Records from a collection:
----------
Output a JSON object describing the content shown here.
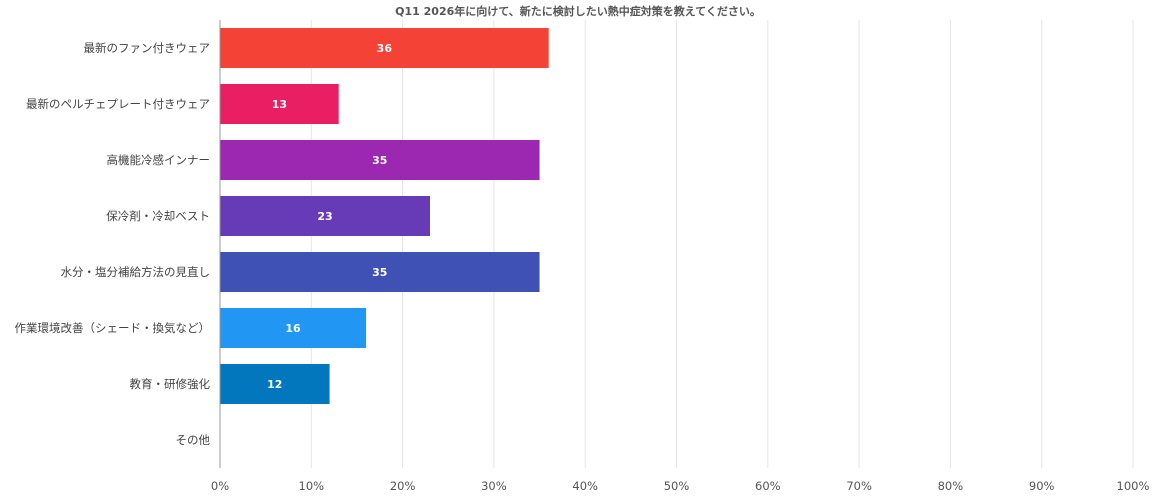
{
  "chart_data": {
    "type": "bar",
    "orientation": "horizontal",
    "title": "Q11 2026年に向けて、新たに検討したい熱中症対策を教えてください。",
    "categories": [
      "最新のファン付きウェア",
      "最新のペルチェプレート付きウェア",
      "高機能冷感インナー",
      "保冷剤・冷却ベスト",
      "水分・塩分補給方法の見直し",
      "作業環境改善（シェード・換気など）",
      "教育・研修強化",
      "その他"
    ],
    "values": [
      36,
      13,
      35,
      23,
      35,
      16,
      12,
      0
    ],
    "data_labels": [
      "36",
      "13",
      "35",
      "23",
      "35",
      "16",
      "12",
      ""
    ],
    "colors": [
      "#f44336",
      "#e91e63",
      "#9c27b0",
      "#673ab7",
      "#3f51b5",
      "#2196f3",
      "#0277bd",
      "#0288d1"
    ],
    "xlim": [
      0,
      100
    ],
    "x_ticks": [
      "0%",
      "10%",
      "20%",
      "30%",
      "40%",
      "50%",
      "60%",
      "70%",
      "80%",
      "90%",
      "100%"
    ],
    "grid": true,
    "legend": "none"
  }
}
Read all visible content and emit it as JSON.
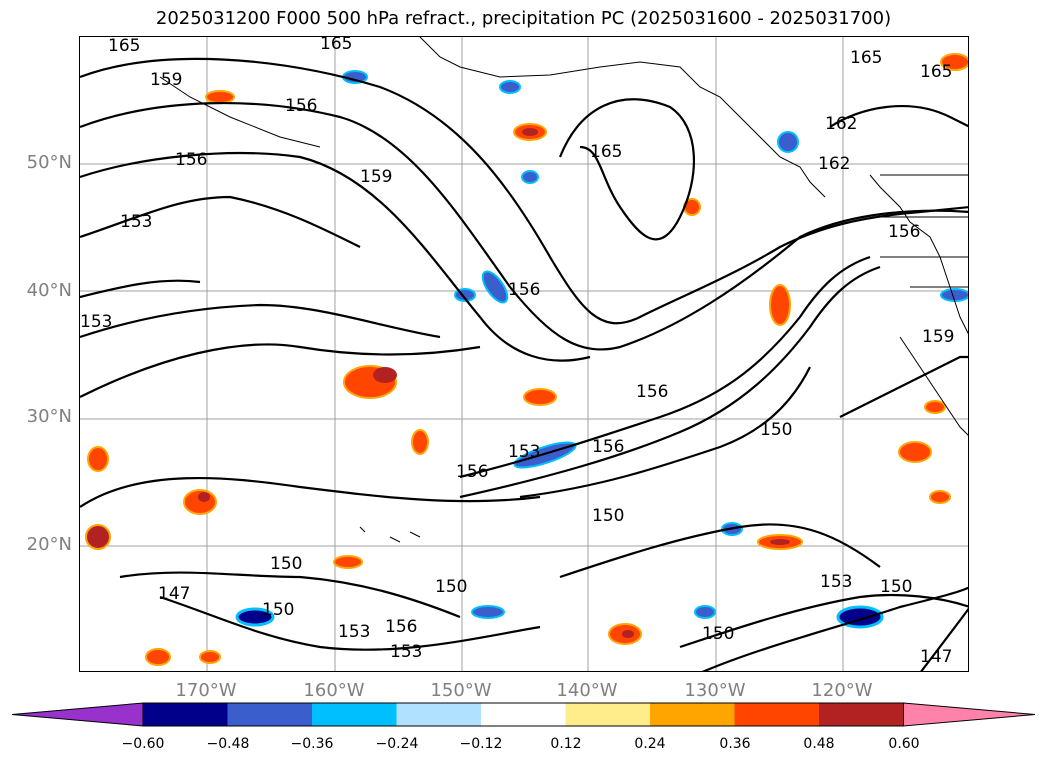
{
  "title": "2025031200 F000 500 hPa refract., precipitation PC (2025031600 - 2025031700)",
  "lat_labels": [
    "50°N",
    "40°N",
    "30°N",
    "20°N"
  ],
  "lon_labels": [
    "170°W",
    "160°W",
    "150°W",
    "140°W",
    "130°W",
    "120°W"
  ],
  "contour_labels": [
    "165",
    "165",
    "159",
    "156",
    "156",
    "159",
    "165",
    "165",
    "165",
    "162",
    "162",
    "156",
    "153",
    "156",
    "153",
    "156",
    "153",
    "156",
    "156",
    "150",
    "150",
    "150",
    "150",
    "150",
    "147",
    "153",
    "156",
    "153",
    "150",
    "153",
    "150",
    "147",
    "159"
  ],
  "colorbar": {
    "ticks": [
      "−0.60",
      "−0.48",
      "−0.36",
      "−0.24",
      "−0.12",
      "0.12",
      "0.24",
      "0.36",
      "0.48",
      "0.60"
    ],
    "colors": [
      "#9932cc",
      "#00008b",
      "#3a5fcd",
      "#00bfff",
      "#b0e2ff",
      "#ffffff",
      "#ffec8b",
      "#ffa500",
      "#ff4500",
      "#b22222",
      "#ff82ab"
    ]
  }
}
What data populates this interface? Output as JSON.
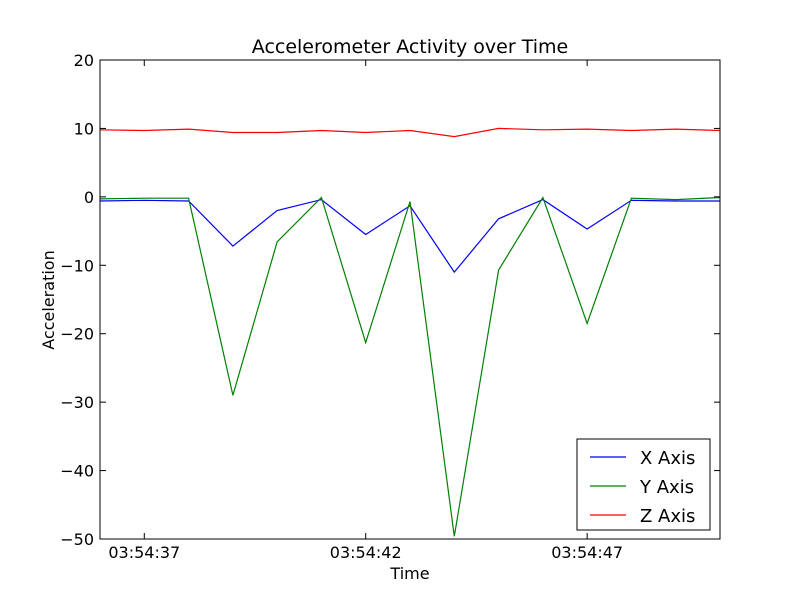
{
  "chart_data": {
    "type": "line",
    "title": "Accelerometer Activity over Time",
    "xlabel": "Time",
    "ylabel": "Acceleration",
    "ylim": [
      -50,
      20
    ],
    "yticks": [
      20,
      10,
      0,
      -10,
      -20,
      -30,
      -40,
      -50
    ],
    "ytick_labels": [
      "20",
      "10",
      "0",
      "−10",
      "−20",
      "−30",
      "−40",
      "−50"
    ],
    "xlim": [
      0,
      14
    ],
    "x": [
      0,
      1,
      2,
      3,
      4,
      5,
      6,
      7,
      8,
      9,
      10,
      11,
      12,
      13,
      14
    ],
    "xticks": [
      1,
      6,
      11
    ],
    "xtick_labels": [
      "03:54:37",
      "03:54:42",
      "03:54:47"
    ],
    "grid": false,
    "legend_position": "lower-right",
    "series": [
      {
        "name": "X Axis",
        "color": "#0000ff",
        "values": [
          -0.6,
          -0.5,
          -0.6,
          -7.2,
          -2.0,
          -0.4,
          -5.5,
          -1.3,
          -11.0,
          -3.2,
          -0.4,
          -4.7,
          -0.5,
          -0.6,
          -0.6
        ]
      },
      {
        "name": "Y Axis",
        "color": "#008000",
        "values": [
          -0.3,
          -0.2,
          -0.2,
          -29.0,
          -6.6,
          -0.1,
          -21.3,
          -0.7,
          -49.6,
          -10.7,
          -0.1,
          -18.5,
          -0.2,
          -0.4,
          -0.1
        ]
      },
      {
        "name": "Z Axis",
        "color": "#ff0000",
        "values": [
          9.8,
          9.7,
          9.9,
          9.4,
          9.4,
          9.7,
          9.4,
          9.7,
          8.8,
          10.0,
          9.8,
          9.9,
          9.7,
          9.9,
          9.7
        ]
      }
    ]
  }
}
----------
What you have to do: Write the listing above out again exactly, dropping each image.

Solution:
Output a JSON object describing the content shown here.
{
  "chart_data": {
    "type": "bar",
    "orientation": "horizontal",
    "title": "Q11 2026年に向けて、新たに検討したい熱中症対策を教えてください。",
    "categories": [
      "最新のファン付きウェア",
      "最新のペルチェプレート付きウェア",
      "高機能冷感インナー",
      "保冷剤・冷却ベスト",
      "水分・塩分補給方法の見直し",
      "作業環境改善（シェード・換気など）",
      "教育・研修強化",
      "その他"
    ],
    "values": [
      36,
      13,
      35,
      23,
      35,
      16,
      12,
      0
    ],
    "data_labels": [
      "36",
      "13",
      "35",
      "23",
      "35",
      "16",
      "12",
      ""
    ],
    "colors": [
      "#f44336",
      "#e91e63",
      "#9c27b0",
      "#673ab7",
      "#3f51b5",
      "#2196f3",
      "#0277bd",
      "#0288d1"
    ],
    "xlim": [
      0,
      100
    ],
    "x_ticks": [
      "0%",
      "10%",
      "20%",
      "30%",
      "40%",
      "50%",
      "60%",
      "70%",
      "80%",
      "90%",
      "100%"
    ],
    "grid": true,
    "legend": "none"
  }
}
Read all visible content and emit it as JSON.
{
  "title": "2025031200 F000 500 hPa refract., precipitation PC (2025031600 - 2025031700)",
  "lat_labels": [
    "50°N",
    "40°N",
    "30°N",
    "20°N"
  ],
  "lon_labels": [
    "170°W",
    "160°W",
    "150°W",
    "140°W",
    "130°W",
    "120°W"
  ],
  "contour_labels": [
    "165",
    "165",
    "159",
    "156",
    "156",
    "159",
    "165",
    "165",
    "165",
    "162",
    "162",
    "156",
    "153",
    "156",
    "153",
    "156",
    "153",
    "156",
    "156",
    "150",
    "150",
    "150",
    "150",
    "150",
    "147",
    "153",
    "156",
    "153",
    "150",
    "153",
    "150",
    "147",
    "159"
  ],
  "colorbar": {
    "ticks": [
      "−0.60",
      "−0.48",
      "−0.36",
      "−0.24",
      "−0.12",
      "0.12",
      "0.24",
      "0.36",
      "0.48",
      "0.60"
    ],
    "colors": [
      "#9932cc",
      "#00008b",
      "#3a5fcd",
      "#00bfff",
      "#b0e2ff",
      "#ffffff",
      "#ffec8b",
      "#ffa500",
      "#ff4500",
      "#b22222",
      "#ff82ab"
    ]
  }
}
What data populates this interface? Output as JSON.
{
  "chart_data": {
    "type": "line",
    "title": "Accelerometer Activity over Time",
    "xlabel": "Time",
    "ylabel": "Acceleration",
    "ylim": [
      -50,
      20
    ],
    "yticks": [
      20,
      10,
      0,
      -10,
      -20,
      -30,
      -40,
      -50
    ],
    "ytick_labels": [
      "20",
      "10",
      "0",
      "−10",
      "−20",
      "−30",
      "−40",
      "−50"
    ],
    "xlim": [
      0,
      14
    ],
    "x": [
      0,
      1,
      2,
      3,
      4,
      5,
      6,
      7,
      8,
      9,
      10,
      11,
      12,
      13,
      14
    ],
    "xticks": [
      1,
      6,
      11
    ],
    "xtick_labels": [
      "03:54:37",
      "03:54:42",
      "03:54:47"
    ],
    "grid": false,
    "legend_position": "lower-right",
    "series": [
      {
        "name": "X Axis",
        "color": "#0000ff",
        "values": [
          -0.6,
          -0.5,
          -0.6,
          -7.2,
          -2.0,
          -0.4,
          -5.5,
          -1.3,
          -11.0,
          -3.2,
          -0.4,
          -4.7,
          -0.5,
          -0.6,
          -0.6
        ]
      },
      {
        "name": "Y Axis",
        "color": "#008000",
        "values": [
          -0.3,
          -0.2,
          -0.2,
          -29.0,
          -6.6,
          -0.1,
          -21.3,
          -0.7,
          -49.6,
          -10.7,
          -0.1,
          -18.5,
          -0.2,
          -0.4,
          -0.1
        ]
      },
      {
        "name": "Z Axis",
        "color": "#ff0000",
        "values": [
          9.8,
          9.7,
          9.9,
          9.4,
          9.4,
          9.7,
          9.4,
          9.7,
          8.8,
          10.0,
          9.8,
          9.9,
          9.7,
          9.9,
          9.7
        ]
      }
    ]
  }
}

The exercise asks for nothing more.